### PROBLEM TO WORK ON
Every line below that contains "Ткань" is to be copied.

* BEGIN *

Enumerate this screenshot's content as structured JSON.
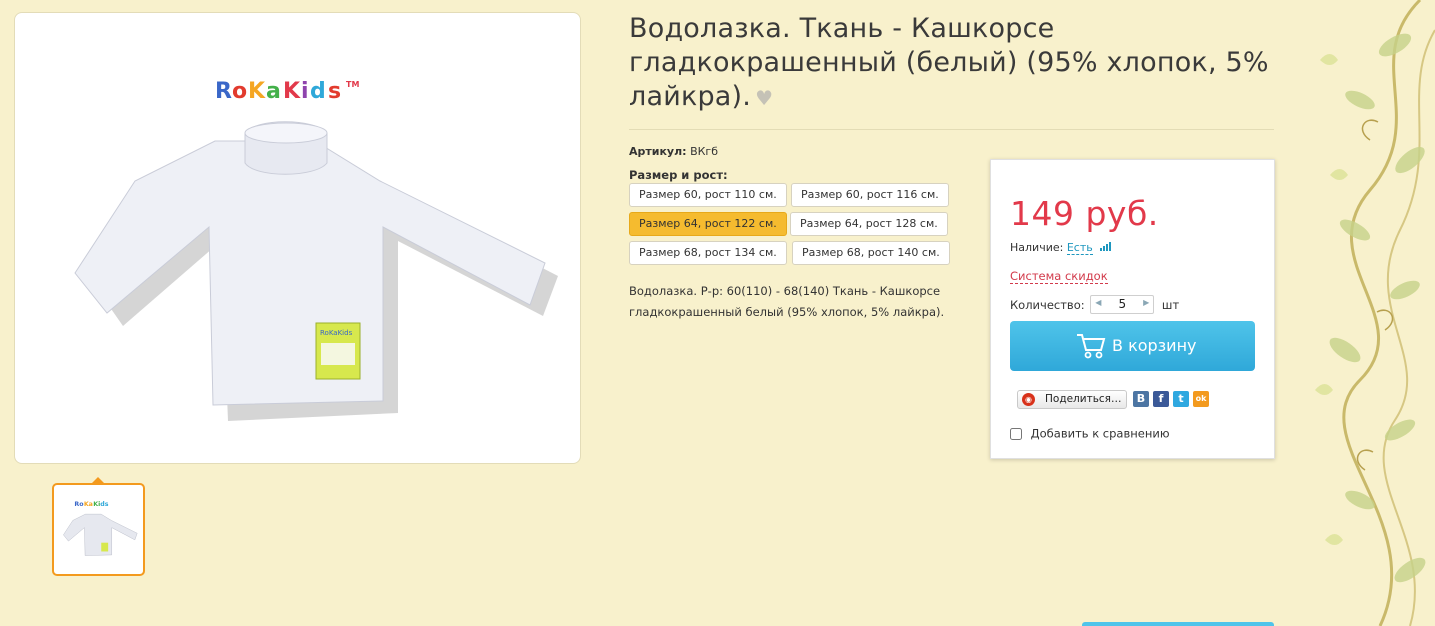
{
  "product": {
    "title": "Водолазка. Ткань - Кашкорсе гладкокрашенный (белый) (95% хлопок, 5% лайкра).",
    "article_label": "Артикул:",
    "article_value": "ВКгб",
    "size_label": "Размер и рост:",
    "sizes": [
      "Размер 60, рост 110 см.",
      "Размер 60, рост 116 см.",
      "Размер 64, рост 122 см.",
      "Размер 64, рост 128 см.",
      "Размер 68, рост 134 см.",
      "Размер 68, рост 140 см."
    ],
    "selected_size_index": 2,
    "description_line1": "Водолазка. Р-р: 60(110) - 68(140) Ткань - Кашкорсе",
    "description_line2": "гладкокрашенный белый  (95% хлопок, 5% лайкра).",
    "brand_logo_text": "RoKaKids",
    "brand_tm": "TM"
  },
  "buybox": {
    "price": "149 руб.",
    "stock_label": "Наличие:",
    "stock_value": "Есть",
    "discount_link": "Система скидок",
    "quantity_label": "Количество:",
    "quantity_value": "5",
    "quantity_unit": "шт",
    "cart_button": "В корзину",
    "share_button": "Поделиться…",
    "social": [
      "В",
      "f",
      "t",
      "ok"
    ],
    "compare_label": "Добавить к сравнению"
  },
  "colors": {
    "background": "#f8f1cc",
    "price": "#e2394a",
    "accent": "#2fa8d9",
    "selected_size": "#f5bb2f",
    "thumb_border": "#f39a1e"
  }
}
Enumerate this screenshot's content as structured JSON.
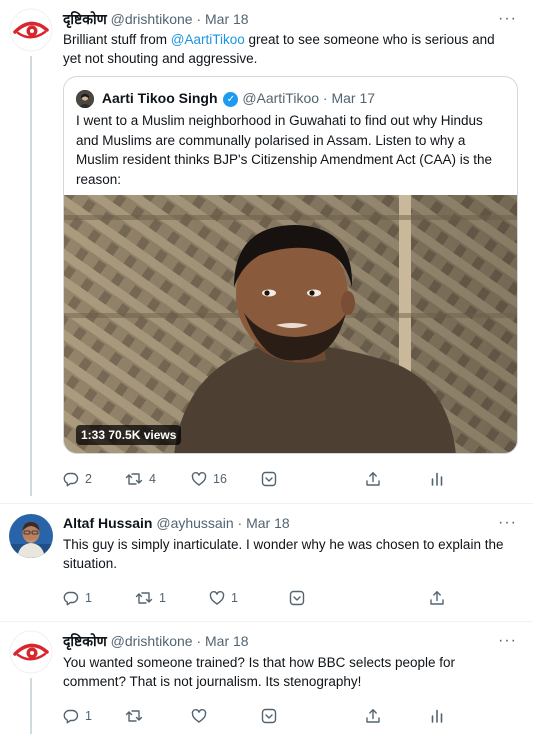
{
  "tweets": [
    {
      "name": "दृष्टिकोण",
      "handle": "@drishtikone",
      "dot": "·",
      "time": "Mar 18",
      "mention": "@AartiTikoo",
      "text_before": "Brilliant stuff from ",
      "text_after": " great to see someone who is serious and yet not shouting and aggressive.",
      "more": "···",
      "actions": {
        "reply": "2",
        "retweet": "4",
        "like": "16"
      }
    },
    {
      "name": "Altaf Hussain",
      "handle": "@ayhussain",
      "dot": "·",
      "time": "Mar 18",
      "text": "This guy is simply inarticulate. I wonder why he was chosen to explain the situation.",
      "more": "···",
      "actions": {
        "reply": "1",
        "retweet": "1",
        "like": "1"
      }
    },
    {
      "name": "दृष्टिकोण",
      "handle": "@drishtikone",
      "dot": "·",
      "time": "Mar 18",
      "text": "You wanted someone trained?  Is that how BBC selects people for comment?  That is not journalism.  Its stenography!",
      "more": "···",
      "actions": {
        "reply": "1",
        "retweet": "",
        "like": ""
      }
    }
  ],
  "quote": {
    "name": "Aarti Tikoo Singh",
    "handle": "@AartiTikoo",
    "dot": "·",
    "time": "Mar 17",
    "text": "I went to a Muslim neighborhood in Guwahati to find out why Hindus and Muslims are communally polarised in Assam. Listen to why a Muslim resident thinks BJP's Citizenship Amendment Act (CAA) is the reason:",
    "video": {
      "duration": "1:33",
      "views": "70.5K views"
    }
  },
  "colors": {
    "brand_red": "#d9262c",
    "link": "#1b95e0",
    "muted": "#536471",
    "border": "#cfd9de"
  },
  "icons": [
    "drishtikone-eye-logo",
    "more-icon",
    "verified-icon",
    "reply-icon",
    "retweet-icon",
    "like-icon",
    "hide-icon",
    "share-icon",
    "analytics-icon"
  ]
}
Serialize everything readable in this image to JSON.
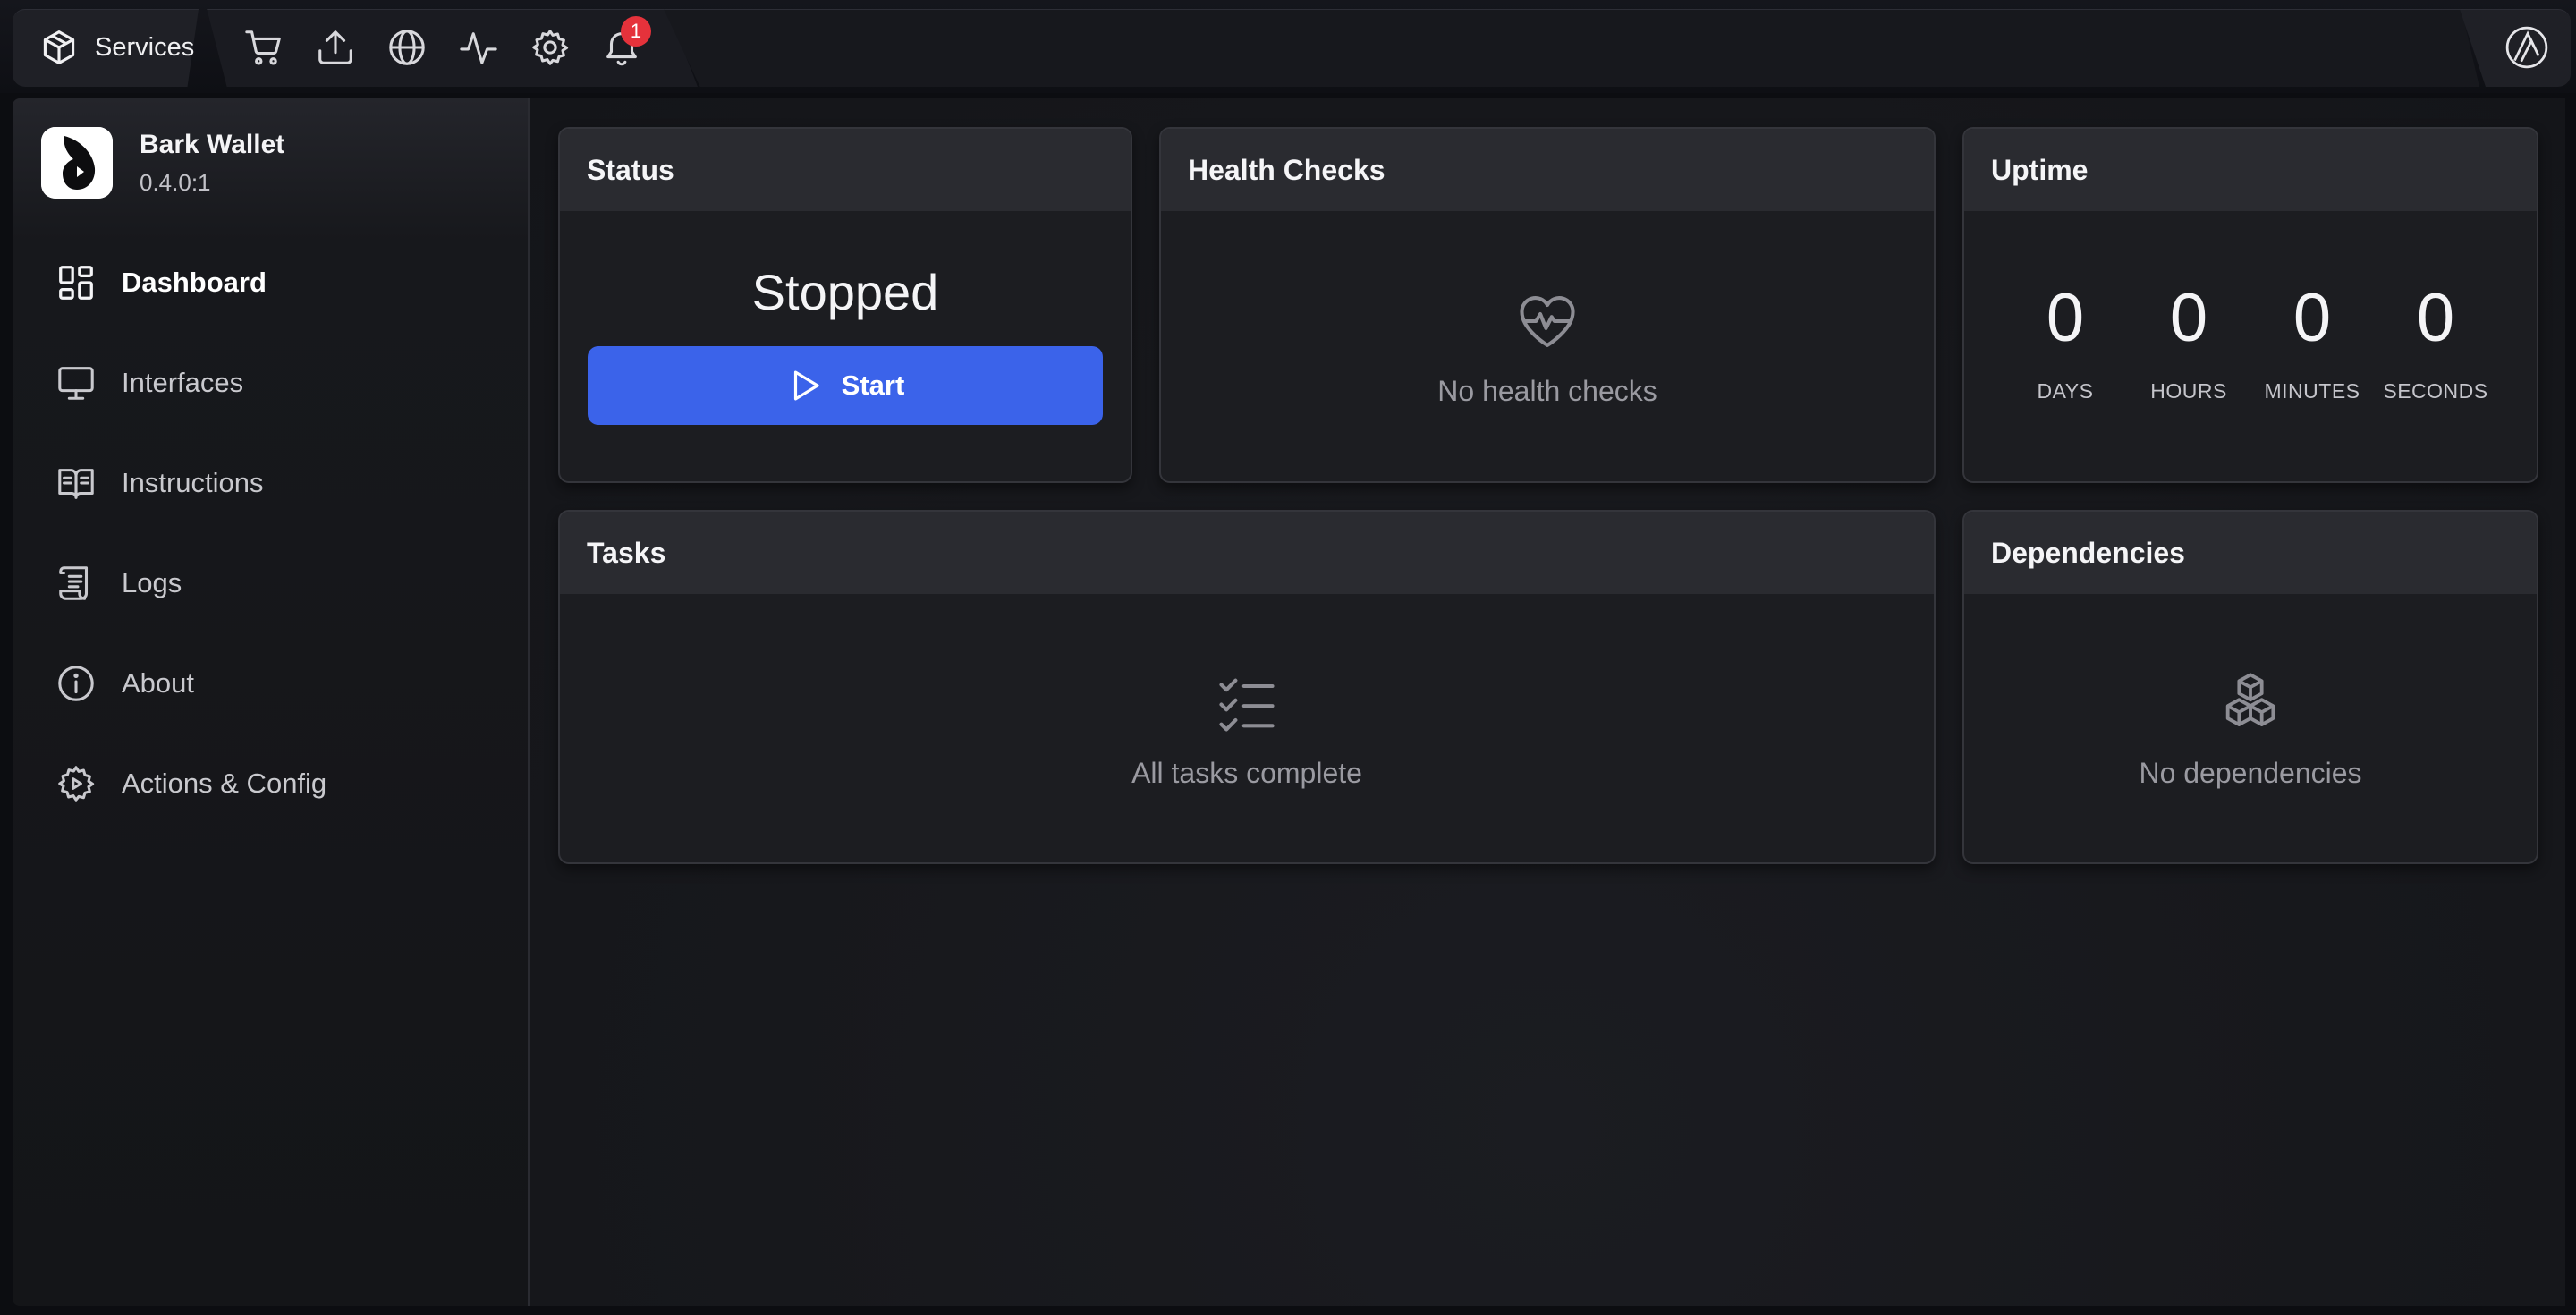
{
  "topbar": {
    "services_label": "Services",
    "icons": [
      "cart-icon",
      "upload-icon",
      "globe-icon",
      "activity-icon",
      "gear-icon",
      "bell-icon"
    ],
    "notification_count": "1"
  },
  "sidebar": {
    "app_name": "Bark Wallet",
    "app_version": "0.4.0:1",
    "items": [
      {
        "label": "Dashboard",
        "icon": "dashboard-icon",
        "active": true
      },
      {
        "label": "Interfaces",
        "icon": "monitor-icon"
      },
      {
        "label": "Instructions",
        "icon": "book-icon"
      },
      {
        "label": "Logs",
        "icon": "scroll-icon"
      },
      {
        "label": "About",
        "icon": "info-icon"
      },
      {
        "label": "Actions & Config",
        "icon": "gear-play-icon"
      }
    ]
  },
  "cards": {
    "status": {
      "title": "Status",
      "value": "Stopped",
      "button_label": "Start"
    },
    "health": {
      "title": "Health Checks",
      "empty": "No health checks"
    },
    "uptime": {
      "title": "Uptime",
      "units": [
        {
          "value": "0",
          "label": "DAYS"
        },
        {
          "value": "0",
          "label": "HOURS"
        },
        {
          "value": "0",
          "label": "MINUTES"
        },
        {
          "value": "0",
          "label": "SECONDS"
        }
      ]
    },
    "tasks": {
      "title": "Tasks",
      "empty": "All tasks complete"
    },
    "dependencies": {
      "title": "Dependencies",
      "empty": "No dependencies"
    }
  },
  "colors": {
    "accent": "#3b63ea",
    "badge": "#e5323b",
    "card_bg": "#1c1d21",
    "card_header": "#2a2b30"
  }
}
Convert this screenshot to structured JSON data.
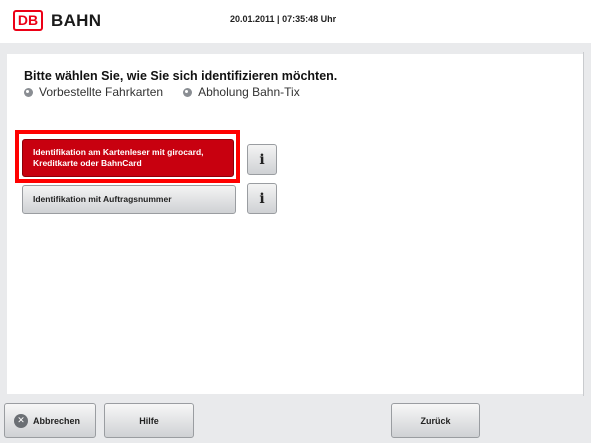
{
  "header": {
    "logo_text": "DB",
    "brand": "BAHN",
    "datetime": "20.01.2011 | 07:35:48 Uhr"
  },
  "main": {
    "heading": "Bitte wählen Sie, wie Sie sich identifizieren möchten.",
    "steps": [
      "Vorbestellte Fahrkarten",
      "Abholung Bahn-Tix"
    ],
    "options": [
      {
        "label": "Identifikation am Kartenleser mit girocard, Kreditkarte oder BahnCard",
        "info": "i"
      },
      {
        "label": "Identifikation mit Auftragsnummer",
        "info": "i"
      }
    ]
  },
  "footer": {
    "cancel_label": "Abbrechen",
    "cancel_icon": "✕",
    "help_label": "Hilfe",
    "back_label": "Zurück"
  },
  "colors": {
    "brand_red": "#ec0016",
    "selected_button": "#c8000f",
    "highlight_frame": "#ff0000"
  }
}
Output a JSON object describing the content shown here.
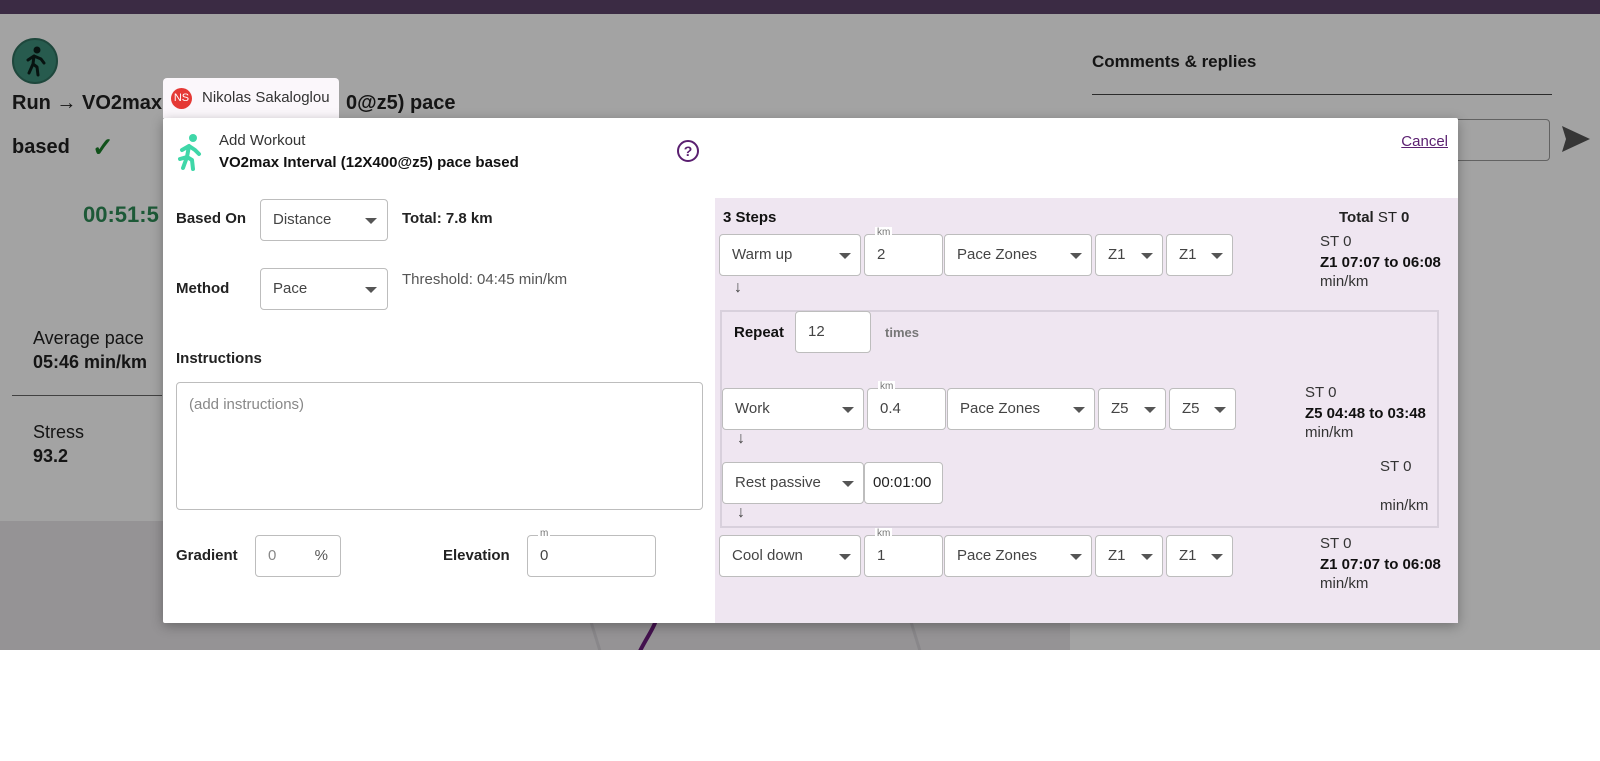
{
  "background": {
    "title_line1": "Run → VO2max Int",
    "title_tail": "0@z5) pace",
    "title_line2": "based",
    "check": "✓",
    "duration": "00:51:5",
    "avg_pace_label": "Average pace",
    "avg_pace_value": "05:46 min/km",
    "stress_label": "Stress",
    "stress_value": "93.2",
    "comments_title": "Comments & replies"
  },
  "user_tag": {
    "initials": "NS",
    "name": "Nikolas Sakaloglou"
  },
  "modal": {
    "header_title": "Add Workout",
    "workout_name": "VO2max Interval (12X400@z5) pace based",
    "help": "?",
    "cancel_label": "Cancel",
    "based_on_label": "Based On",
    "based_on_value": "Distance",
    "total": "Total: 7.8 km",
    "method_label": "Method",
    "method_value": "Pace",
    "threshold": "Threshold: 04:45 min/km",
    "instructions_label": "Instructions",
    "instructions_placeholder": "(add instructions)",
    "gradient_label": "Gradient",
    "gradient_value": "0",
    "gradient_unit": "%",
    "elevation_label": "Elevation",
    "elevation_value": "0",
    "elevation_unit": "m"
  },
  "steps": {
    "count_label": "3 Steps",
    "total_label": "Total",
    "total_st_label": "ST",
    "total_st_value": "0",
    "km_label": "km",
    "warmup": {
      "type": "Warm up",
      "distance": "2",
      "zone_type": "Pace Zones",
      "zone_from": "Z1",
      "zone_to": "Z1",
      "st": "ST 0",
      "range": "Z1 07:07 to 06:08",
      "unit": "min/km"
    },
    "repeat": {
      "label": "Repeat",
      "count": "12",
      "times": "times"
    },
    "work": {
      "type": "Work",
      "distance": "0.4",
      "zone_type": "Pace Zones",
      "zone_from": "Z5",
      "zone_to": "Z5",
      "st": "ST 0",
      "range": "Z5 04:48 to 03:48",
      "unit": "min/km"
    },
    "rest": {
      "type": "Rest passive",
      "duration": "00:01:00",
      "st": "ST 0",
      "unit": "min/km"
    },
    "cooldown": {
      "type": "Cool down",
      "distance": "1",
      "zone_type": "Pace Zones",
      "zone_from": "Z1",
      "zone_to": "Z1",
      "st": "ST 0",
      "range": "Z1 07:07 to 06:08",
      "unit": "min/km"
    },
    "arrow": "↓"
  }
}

* END *

### THE OUTPUT
    "title": "Водолазка. Ткань - Кашкорсе гладкокрашенный (белый) (95% хлопок, 5% лайкра).",
    "description_line1": "Водолазка. Р-р: 60(110) - 68(140) Ткань - Кашкорсе",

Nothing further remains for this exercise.